— start —
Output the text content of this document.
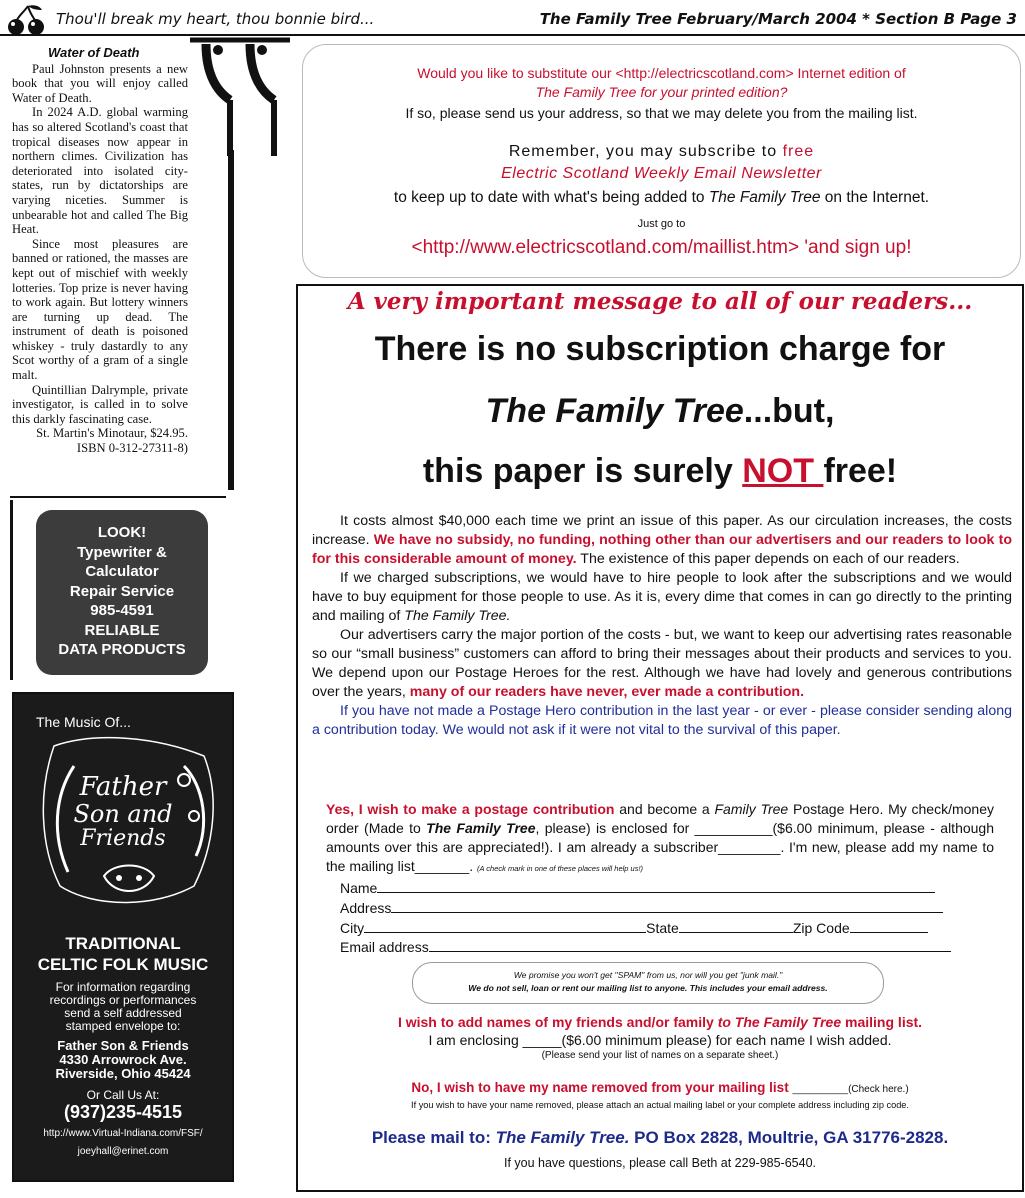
Thou'll break my heart, thou bonnie bird...	The Family Tree February/March 2004 * Section B Page 3

Water of Death

Paul Johnston presents a new book that you will enjoy called Water of Death.

In 2024 A.D. global warming has so altered Scotland's coast that tropical diseases now appear in northern climes. Civilization has deteriorated into isolated city-states, run by dictatorships are varying niceties. Summer is unbearable hot and called The Big Heat.

Since most pleasures are banned or rationed, the masses are kept out of mischief with weekly lotteries. Top prize is never having to work again. But lottery winners are turning up dead. The instrument of death is poisoned whiskey - truly dastardly to any Scot worthy of a gram of a single malt.

Quintillian Dalrymple, private investigator, is called in to solve this darkly fascinating case.

St. Martin's Minotaur, $24.95. ISBN 0-312-27311-8)

LOOK!
Typewriter &
Calculator
Repair Service
985-4591
RELIABLE
DATA PRODUCTS
The Music Of...
Father
Son and
Friends
TRADITIONAL
CELTIC FOLK MUSIC
For information regarding
recordings or performances
send a self addressed
stamped envelope to:
Father Son & Friends
4330 Arrowrock Ave.
Riverside, Ohio 45424
Or Call Us At:
(937)235-4515
http://www.Virtual-Indiana.com/FSF/
joeyhall@erinet.com
Would you like to substitute our <http://electricscotland.com> Internet edition of
The Family Tree for your printed edition?
If so, please send us your address, so that we may delete you from the mailing list.
Remember, you may subscribe to free
Electric Scotland Weekly Email Newsletter
to keep up to date with what's being added to The Family Tree on the Internet.
Just go to
<http://www.electricscotland.com/maillist.htm> 'and sign up!
A very important message to all of our readers...
There is no subscription charge for
The Family Tree...but,
this paper is surely NOT free!

It costs almost $40,000 each time we print an issue of this paper. As our circulation increases, the costs increase. We have no subsidy, no funding, nothing other than our advertisers and our readers to look to for this considerable amount of money. The existence of this paper depends on each of our readers.

If we charged subscriptions, we would have to hire people to look after the subscriptions and we would have to buy equipment for those people to use. As it is, every dime that comes in can go directly to the printing and mailing of The Family Tree.

Our advertisers carry the major portion of the costs - but, we want to keep our advertising rates reasonable so our “small business” customers can afford to bring their messages about their products and services to you. We depend upon our Postage Heroes for the rest. Although we have had lovely and generous contributions over the years, many of our readers have never, ever made a contribution.

If you have not made a Postage Hero contribution in the last year - or ever - please consider sending along a contribution today. We would not ask if it were not vital to the survival of this paper.

Yes, I wish to make a postage contribution and become a Family Tree Postage Hero. My check/money order (Made to The Family Tree, please) is enclosed for __________($6.00 minimum, please - although amounts over this are appreciated!). I am already a subscriber________. I'm new, please add my name to the mailing list_______. (A check mark in one of these places will help us!)
Name
Address
City	State	Zip Code
Email address
We promise you won't get "SPAM" from us, nor will you get "junk mail."
We do not sell, loan or rent our mailing list to anyone. This includes your email address.
I wish to add names of my friends and/or family to The Family Tree mailing list.
I am enclosing _____($6.00 minimum please) for each name I wish added.
(Please send your list of names on a separate sheet.)
No, I wish to have my name removed from your mailing list __________(Check here.)
If you wish to have your name removed, please attach an actual mailing label or your complete address including zip code.
Please mail to: The Family Tree. PO Box 2828, Moultrie, GA 31776-2828.
If you have questions, please call Beth at 229-985-6540.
— end —
__Objective__
Repeat each entry exactly as it appears; skip any picture.

__Right answer__
Output the text content of this document.
Thou'll break my heart, thou bonnie bird...	The Family Tree February/March 2004 * Section B Page 3

Water of Death

Paul Johnston presents a new book that you will enjoy called Water of Death.

In 2024 A.D. global warming has so altered Scotland's coast that tropical diseases now appear in northern climes. Civilization has deteriorated into isolated city-states, run by dictatorships are varying niceties. Summer is unbearable hot and called The Big Heat.

Since most pleasures are banned or rationed, the masses are kept out of mischief with weekly lotteries. Top prize is never having to work again. But lottery winners are turning up dead. The instrument of death is poisoned whiskey - truly dastardly to any Scot worthy of a gram of a single malt.

Quintillian Dalrymple, private investigator, is called in to solve this darkly fascinating case.

St. Martin's Minotaur, $24.95. ISBN 0-312-27311-8)

LOOK!
Typewriter &
Calculator
Repair Service
985-4591
RELIABLE
DATA PRODUCTS
The Music Of...
Father
Son and
Friends
TRADITIONAL
CELTIC FOLK MUSIC
For information regarding
recordings or performances
send a self addressed
stamped envelope to:
Father Son & Friends
4330 Arrowrock Ave.
Riverside, Ohio 45424
Or Call Us At:
(937)235-4515
http://www.Virtual-Indiana.com/FSF/
joeyhall@erinet.com
Would you like to substitute our <http://electricscotland.com> Internet edition of
The Family Tree for your printed edition?
If so, please send us your address, so that we may delete you from the mailing list.
Remember, you may subscribe to free
Electric Scotland Weekly Email Newsletter
to keep up to date with what's being added to The Family Tree on the Internet.
Just go to
<http://www.electricscotland.com/maillist.htm> 'and sign up!
A very important message to all of our readers...
There is no subscription charge for
The Family Tree...but,
this paper is surely NOT free!

It costs almost $40,000 each time we print an issue of this paper. As our circulation increases, the costs increase. We have no subsidy, no funding, nothing other than our advertisers and our readers to look to for this considerable amount of money. The existence of this paper depends on each of our readers.

If we charged subscriptions, we would have to hire people to look after the subscriptions and we would have to buy equipment for those people to use. As it is, every dime that comes in can go directly to the printing and mailing of The Family Tree.

Our advertisers carry the major portion of the costs - but, we want to keep our advertising rates reasonable so our “small business” customers can afford to bring their messages about their products and services to you. We depend upon our Postage Heroes for the rest. Although we have had lovely and generous contributions over the years, many of our readers have never, ever made a contribution.

If you have not made a Postage Hero contribution in the last year - or ever - please consider sending along a contribution today. We would not ask if it were not vital to the survival of this paper.

Yes, I wish to make a postage contribution and become a Family Tree Postage Hero. My check/money order (Made to The Family Tree, please) is enclosed for __________($6.00 minimum, please - although amounts over this are appreciated!). I am already a subscriber________. I'm new, please add my name to the mailing list_______. (A check mark in one of these places will help us!)
Name
Address
City	State	Zip Code
Email address
We promise you won't get "SPAM" from us, nor will you get "junk mail."
We do not sell, loan or rent our mailing list to anyone. This includes your email address.
I wish to add names of my friends and/or family to The Family Tree mailing list.
I am enclosing _____($6.00 minimum please) for each name I wish added.
(Please send your list of names on a separate sheet.)
No, I wish to have my name removed from your mailing list __________(Check here.)
If you wish to have your name removed, please attach an actual mailing label or your complete address including zip code.
Please mail to: The Family Tree. PO Box 2828, Moultrie, GA 31776-2828.
If you have questions, please call Beth at 229-985-6540.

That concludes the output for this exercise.